Saved data entries
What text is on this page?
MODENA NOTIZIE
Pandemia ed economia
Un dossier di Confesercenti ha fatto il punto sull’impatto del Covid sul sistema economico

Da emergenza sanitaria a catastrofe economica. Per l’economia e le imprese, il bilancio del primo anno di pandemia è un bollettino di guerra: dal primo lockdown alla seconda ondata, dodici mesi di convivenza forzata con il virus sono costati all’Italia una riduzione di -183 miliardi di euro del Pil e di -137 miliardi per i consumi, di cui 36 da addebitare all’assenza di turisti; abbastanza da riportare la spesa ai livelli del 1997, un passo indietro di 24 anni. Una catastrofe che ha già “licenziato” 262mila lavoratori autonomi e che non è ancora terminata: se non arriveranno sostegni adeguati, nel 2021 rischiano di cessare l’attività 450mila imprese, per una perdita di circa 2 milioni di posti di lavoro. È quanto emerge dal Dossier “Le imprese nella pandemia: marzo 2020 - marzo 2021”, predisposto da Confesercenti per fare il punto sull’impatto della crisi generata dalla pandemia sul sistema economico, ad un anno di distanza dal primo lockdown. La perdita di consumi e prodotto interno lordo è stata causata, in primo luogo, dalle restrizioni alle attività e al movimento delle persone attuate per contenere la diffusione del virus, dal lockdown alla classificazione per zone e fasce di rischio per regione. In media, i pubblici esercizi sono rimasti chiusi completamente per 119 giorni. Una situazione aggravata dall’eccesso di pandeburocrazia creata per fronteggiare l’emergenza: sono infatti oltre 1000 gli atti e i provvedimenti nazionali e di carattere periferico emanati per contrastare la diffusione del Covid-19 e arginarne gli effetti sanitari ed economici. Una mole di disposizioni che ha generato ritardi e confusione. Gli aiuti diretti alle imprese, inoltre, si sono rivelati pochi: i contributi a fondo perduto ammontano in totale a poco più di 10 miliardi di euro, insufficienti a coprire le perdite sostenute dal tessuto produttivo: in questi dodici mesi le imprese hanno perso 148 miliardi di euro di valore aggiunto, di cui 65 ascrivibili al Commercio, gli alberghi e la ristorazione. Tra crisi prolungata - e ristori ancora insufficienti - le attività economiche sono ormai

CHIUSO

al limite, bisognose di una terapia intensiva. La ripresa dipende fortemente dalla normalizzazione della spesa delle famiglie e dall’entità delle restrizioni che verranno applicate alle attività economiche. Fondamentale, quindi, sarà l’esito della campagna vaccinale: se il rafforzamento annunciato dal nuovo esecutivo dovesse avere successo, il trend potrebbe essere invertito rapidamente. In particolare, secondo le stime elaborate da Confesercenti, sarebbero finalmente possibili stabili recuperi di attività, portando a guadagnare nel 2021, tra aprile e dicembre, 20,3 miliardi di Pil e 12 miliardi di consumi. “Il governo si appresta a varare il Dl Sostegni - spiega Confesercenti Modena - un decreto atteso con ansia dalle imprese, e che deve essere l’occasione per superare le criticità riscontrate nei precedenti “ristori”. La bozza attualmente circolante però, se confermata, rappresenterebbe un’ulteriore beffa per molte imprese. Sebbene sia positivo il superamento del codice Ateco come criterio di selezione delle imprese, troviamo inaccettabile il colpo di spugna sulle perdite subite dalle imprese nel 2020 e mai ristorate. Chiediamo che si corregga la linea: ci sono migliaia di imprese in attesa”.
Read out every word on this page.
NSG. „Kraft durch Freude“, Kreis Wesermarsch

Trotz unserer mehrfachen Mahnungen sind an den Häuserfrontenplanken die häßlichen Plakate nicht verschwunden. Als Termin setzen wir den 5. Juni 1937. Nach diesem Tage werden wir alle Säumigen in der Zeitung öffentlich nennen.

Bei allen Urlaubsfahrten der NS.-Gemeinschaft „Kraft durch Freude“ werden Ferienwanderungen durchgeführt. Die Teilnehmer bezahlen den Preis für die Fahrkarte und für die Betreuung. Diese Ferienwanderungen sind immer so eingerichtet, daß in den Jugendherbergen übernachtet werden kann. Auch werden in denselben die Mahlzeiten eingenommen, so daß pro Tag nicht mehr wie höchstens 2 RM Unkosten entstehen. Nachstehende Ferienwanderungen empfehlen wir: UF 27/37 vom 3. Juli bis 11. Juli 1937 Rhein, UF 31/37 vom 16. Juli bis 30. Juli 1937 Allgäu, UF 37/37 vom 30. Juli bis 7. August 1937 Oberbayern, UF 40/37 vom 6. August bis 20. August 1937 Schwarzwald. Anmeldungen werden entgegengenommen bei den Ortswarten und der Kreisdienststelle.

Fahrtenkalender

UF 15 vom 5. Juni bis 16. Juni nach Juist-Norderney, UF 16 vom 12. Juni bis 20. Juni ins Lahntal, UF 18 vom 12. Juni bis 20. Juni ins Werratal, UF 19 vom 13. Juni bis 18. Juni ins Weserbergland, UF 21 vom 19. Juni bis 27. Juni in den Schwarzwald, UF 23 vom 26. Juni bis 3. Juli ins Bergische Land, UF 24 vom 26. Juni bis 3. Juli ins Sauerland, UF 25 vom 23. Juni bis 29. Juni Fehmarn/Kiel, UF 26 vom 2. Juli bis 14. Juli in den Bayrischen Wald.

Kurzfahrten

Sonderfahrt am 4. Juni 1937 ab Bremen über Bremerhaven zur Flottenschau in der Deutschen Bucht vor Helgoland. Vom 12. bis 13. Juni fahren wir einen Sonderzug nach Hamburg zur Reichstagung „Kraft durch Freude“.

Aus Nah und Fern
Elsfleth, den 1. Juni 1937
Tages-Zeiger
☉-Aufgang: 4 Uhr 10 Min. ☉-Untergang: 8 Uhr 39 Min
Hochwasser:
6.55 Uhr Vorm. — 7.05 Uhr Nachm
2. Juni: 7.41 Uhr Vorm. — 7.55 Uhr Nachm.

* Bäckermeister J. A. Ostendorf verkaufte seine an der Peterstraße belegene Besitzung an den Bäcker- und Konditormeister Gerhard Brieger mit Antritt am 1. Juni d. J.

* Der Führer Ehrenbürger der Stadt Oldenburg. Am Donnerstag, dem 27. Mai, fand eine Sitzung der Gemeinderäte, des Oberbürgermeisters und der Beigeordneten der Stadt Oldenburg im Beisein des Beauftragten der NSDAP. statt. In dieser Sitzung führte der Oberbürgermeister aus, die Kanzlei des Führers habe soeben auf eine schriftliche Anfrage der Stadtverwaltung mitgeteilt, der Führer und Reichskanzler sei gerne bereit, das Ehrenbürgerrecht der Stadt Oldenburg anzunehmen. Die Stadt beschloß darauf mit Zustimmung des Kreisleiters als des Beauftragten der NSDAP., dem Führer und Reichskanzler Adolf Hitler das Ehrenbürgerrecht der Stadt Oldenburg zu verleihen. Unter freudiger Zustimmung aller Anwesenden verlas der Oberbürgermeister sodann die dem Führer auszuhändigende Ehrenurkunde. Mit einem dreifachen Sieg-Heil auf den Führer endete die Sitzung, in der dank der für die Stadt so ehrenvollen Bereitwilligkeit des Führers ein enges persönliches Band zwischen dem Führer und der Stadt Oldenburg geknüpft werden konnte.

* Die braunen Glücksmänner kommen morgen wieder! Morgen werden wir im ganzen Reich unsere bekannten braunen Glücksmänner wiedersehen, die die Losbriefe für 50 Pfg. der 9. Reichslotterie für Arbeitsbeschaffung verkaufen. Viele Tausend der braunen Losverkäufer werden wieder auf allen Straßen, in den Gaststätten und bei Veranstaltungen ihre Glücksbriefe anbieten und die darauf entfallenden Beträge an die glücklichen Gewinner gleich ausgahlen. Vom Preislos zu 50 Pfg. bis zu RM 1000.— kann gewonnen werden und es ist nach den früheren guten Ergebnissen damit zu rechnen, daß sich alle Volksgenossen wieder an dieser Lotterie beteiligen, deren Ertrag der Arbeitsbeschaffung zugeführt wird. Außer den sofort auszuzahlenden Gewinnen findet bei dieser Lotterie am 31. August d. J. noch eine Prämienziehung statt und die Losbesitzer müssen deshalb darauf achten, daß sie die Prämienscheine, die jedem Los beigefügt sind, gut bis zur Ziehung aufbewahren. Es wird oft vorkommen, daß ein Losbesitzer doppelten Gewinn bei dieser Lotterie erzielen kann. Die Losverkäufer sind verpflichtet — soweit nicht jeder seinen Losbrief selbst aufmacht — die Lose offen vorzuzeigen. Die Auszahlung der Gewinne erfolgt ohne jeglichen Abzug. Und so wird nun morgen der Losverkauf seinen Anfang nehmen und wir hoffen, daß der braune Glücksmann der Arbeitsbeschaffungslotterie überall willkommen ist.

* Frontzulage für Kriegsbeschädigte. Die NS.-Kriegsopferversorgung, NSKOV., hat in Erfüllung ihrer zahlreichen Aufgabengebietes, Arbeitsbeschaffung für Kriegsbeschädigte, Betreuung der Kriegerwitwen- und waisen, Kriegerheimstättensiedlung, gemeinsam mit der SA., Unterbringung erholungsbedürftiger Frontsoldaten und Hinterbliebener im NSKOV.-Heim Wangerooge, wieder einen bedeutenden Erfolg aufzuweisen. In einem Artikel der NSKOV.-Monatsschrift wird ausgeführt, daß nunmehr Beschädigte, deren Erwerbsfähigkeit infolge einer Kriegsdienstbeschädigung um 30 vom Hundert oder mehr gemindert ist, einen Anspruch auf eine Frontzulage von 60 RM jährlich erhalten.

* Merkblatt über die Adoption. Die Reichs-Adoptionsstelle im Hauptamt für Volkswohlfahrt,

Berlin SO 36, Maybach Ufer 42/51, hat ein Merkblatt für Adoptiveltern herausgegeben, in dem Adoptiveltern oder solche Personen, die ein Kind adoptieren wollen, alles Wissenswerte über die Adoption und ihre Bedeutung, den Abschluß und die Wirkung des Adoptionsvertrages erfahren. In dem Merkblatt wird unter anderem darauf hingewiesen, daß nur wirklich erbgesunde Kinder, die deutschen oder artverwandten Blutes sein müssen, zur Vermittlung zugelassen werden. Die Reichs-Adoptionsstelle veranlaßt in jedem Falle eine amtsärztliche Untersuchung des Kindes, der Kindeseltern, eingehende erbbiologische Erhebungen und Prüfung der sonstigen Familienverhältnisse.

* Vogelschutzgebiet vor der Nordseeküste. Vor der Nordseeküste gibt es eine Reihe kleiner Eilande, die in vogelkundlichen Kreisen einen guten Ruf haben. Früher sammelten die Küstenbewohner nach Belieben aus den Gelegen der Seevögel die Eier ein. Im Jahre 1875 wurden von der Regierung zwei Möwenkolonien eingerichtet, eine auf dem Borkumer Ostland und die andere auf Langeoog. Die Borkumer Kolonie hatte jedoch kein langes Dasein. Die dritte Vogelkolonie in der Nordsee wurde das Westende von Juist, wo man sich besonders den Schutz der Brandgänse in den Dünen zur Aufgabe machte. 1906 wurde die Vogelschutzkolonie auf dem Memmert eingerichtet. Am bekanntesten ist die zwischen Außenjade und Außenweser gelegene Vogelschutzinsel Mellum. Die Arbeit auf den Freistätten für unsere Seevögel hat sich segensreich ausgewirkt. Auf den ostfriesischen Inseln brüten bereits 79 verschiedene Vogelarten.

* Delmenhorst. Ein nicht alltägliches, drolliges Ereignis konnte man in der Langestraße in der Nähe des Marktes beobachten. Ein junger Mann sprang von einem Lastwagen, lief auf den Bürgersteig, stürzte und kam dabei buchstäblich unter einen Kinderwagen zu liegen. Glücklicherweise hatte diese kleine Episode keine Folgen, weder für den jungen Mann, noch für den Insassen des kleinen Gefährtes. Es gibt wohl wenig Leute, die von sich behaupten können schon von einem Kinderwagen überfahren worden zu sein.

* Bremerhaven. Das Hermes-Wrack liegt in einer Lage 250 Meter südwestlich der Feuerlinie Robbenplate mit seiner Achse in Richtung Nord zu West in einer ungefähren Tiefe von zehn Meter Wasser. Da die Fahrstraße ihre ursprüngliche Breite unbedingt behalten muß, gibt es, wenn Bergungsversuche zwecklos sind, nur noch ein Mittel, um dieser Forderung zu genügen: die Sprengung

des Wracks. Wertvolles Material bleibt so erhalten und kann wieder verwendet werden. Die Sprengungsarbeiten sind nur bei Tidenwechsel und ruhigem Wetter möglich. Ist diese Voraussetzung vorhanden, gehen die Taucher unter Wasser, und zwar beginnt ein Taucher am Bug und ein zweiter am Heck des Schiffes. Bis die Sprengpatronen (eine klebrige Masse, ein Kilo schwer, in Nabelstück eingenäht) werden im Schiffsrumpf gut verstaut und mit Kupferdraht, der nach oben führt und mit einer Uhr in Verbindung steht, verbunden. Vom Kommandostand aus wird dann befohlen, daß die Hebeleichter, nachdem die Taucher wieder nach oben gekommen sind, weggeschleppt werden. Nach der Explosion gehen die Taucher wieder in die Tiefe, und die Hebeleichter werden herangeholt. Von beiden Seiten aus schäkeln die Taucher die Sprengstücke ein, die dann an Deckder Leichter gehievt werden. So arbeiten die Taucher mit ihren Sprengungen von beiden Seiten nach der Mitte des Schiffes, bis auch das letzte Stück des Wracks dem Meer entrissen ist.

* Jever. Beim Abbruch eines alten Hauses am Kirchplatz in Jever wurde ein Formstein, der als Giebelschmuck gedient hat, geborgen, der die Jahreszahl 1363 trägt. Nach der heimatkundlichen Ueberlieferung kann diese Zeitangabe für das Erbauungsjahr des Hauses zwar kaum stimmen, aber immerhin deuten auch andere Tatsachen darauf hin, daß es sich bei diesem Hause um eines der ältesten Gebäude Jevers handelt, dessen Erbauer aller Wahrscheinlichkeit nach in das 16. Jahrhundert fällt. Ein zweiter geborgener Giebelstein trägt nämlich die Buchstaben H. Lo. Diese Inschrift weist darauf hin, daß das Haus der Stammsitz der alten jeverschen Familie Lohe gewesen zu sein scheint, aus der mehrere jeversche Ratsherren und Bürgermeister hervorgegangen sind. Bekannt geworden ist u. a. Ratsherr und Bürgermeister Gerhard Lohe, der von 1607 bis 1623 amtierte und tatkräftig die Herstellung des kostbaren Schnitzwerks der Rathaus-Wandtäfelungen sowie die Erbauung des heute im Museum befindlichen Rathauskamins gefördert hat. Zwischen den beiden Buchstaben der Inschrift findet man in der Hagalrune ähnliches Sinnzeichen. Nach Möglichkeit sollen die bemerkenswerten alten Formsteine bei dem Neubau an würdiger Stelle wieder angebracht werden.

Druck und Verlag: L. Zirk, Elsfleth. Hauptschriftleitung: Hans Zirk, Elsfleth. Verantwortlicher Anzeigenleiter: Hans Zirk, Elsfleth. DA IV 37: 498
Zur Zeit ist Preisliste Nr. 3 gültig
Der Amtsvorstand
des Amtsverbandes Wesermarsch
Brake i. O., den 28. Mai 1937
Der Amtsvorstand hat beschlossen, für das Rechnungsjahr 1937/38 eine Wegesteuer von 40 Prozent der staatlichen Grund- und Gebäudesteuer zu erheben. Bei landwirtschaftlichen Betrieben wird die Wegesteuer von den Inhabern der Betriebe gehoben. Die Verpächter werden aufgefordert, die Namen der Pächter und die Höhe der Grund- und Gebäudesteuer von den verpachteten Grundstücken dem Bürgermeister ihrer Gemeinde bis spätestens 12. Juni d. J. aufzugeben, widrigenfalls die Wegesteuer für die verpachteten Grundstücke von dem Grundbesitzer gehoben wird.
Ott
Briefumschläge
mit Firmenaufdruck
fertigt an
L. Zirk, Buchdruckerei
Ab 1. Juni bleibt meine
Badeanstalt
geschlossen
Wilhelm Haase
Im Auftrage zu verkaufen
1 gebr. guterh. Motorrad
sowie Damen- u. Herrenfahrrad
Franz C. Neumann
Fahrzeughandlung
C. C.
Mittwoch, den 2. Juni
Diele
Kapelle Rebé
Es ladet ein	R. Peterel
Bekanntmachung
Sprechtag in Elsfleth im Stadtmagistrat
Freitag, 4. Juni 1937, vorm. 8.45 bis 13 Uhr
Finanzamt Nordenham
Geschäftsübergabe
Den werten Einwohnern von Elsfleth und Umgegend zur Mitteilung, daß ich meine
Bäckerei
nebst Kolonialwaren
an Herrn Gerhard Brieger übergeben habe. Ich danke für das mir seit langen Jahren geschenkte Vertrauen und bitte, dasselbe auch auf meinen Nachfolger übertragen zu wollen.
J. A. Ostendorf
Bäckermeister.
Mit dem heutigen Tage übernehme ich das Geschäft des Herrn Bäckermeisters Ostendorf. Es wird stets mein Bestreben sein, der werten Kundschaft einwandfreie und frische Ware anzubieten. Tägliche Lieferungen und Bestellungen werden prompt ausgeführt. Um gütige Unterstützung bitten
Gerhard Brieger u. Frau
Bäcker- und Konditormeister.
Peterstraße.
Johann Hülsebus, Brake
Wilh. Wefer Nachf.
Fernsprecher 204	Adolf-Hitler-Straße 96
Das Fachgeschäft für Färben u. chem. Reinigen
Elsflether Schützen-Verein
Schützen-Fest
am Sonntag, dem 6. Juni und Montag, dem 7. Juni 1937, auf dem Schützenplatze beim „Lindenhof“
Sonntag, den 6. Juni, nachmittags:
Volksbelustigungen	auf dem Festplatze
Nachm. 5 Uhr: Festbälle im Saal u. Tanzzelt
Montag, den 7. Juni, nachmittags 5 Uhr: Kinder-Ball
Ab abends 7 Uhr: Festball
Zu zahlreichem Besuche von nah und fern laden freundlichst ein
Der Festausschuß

**Action item**
Which lines hold the string "Herrn"? Copy all of them from the data above.

**Solved exercise**
an Herrn Gerhard Brieger übergeben habe. Ich danke für das mir seit langen Jahren geschenkte Vertrauen und bitte, dasselbe auch auf meinen Nachfolger übertragen zu wollen.
Mit dem heutigen Tage übernehme ich das Geschäft des Herrn Bäckermeisters Ostendorf. Es wird stets mein Bestreben sein, der werten Kundschaft einwandfreie und frische Ware anzubieten. Tägliche Lieferungen und Bestellungen werden prompt ausgeführt. Um gütige Unterstützung bitten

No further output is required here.